EXERCISE DIRECTIONS: Reproduce the entries in full, with no changes.

SUPPLIED MATERIAL:

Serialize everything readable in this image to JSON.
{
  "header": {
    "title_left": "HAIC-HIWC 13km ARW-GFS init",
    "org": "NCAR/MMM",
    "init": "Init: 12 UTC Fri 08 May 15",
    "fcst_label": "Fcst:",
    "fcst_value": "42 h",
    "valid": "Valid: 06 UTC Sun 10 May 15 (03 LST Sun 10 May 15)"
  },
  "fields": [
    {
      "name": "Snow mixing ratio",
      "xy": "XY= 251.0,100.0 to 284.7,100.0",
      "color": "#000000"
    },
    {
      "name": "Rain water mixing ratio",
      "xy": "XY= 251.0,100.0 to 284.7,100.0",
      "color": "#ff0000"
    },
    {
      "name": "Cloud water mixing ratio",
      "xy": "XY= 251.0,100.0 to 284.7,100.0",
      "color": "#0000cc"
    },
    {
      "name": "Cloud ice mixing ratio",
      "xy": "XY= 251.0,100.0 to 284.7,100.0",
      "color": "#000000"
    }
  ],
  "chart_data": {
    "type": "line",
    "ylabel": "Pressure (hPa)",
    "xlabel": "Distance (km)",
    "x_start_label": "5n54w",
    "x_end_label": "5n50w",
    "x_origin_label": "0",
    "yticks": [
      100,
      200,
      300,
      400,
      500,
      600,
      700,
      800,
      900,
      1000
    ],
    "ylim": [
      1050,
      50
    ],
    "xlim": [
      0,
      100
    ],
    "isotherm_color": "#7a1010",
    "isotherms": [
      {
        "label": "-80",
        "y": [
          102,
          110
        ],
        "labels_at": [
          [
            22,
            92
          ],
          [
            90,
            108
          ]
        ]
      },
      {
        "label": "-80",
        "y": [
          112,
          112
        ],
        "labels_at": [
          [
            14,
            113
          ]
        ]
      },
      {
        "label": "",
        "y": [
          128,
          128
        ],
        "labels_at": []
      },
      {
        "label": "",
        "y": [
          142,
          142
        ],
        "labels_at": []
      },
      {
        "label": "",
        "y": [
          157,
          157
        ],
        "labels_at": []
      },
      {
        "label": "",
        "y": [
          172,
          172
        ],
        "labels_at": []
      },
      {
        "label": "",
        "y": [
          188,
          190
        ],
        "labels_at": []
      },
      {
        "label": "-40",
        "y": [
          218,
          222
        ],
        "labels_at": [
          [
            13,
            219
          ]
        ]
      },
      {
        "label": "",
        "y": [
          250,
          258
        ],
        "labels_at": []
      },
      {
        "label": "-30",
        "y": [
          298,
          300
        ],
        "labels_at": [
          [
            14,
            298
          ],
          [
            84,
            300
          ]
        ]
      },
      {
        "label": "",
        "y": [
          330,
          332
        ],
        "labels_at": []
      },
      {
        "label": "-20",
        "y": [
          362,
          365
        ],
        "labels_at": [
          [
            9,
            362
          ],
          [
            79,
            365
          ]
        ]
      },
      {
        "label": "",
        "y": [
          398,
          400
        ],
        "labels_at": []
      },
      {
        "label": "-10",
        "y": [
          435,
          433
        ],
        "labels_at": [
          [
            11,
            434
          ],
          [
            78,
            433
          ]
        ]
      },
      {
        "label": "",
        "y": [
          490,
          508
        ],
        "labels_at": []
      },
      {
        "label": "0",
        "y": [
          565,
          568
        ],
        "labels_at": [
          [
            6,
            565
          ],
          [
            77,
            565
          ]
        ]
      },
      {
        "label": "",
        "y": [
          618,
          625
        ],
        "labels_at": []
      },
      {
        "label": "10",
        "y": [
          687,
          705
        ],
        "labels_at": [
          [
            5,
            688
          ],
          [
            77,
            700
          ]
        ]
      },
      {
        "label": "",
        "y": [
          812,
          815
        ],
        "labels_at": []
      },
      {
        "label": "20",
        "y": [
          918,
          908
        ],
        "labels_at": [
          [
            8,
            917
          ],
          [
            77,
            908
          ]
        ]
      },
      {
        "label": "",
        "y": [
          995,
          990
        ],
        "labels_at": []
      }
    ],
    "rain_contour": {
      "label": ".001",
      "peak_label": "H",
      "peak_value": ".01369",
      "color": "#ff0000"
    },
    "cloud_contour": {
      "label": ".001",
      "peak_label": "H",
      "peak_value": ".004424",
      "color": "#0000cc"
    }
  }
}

FINAL RESULT:
Serialize everything readable in this image to JSON.
{
  "header": {
    "title_left": "HAIC-HIWC 13km ARW-GFS init",
    "org": "NCAR/MMM",
    "init": "Init: 12 UTC Fri 08 May 15",
    "fcst_label": "Fcst:",
    "fcst_value": "42 h",
    "valid": "Valid: 06 UTC Sun 10 May 15 (03 LST Sun 10 May 15)"
  },
  "fields": [
    {
      "name": "Snow mixing ratio",
      "xy": "XY= 251.0,100.0 to 284.7,100.0",
      "color": "#000000"
    },
    {
      "name": "Rain water mixing ratio",
      "xy": "XY= 251.0,100.0 to 284.7,100.0",
      "color": "#ff0000"
    },
    {
      "name": "Cloud water mixing ratio",
      "xy": "XY= 251.0,100.0 to 284.7,100.0",
      "color": "#0000cc"
    },
    {
      "name": "Cloud ice mixing ratio",
      "xy": "XY= 251.0,100.0 to 284.7,100.0",
      "color": "#000000"
    }
  ],
  "chart_data": {
    "type": "line",
    "ylabel": "Pressure (hPa)",
    "xlabel": "Distance (km)",
    "x_start_label": "5n54w",
    "x_end_label": "5n50w",
    "x_origin_label": "0",
    "yticks": [
      100,
      200,
      300,
      400,
      500,
      600,
      700,
      800,
      900,
      1000
    ],
    "ylim": [
      1050,
      50
    ],
    "xlim": [
      0,
      100
    ],
    "isotherm_color": "#7a1010",
    "isotherms": [
      {
        "label": "-80",
        "y": [
          102,
          110
        ],
        "labels_at": [
          [
            22,
            92
          ],
          [
            90,
            108
          ]
        ]
      },
      {
        "label": "-80",
        "y": [
          112,
          112
        ],
        "labels_at": [
          [
            14,
            113
          ]
        ]
      },
      {
        "label": "",
        "y": [
          128,
          128
        ],
        "labels_at": []
      },
      {
        "label": "",
        "y": [
          142,
          142
        ],
        "labels_at": []
      },
      {
        "label": "",
        "y": [
          157,
          157
        ],
        "labels_at": []
      },
      {
        "label": "",
        "y": [
          172,
          172
        ],
        "labels_at": []
      },
      {
        "label": "",
        "y": [
          188,
          190
        ],
        "labels_at": []
      },
      {
        "label": "-40",
        "y": [
          218,
          222
        ],
        "labels_at": [
          [
            13,
            219
          ]
        ]
      },
      {
        "label": "",
        "y": [
          250,
          258
        ],
        "labels_at": []
      },
      {
        "label": "-30",
        "y": [
          298,
          300
        ],
        "labels_at": [
          [
            14,
            298
          ],
          [
            84,
            300
          ]
        ]
      },
      {
        "label": "",
        "y": [
          330,
          332
        ],
        "labels_at": []
      },
      {
        "label": "-20",
        "y": [
          362,
          365
        ],
        "labels_at": [
          [
            9,
            362
          ],
          [
            79,
            365
          ]
        ]
      },
      {
        "label": "",
        "y": [
          398,
          400
        ],
        "labels_at": []
      },
      {
        "label": "-10",
        "y": [
          435,
          433
        ],
        "labels_at": [
          [
            11,
            434
          ],
          [
            78,
            433
          ]
        ]
      },
      {
        "label": "",
        "y": [
          490,
          508
        ],
        "labels_at": []
      },
      {
        "label": "0",
        "y": [
          565,
          568
        ],
        "labels_at": [
          [
            6,
            565
          ],
          [
            77,
            565
          ]
        ]
      },
      {
        "label": "",
        "y": [
          618,
          625
        ],
        "labels_at": []
      },
      {
        "label": "10",
        "y": [
          687,
          705
        ],
        "labels_at": [
          [
            5,
            688
          ],
          [
            77,
            700
          ]
        ]
      },
      {
        "label": "",
        "y": [
          812,
          815
        ],
        "labels_at": []
      },
      {
        "label": "20",
        "y": [
          918,
          908
        ],
        "labels_at": [
          [
            8,
            917
          ],
          [
            77,
            908
          ]
        ]
      },
      {
        "label": "",
        "y": [
          995,
          990
        ],
        "labels_at": []
      }
    ],
    "rain_contour": {
      "label": ".001",
      "peak_label": "H",
      "peak_value": ".01369",
      "color": "#ff0000"
    },
    "cloud_contour": {
      "label": ".001",
      "peak_label": "H",
      "peak_value": ".004424",
      "color": "#0000cc"
    }
  }
}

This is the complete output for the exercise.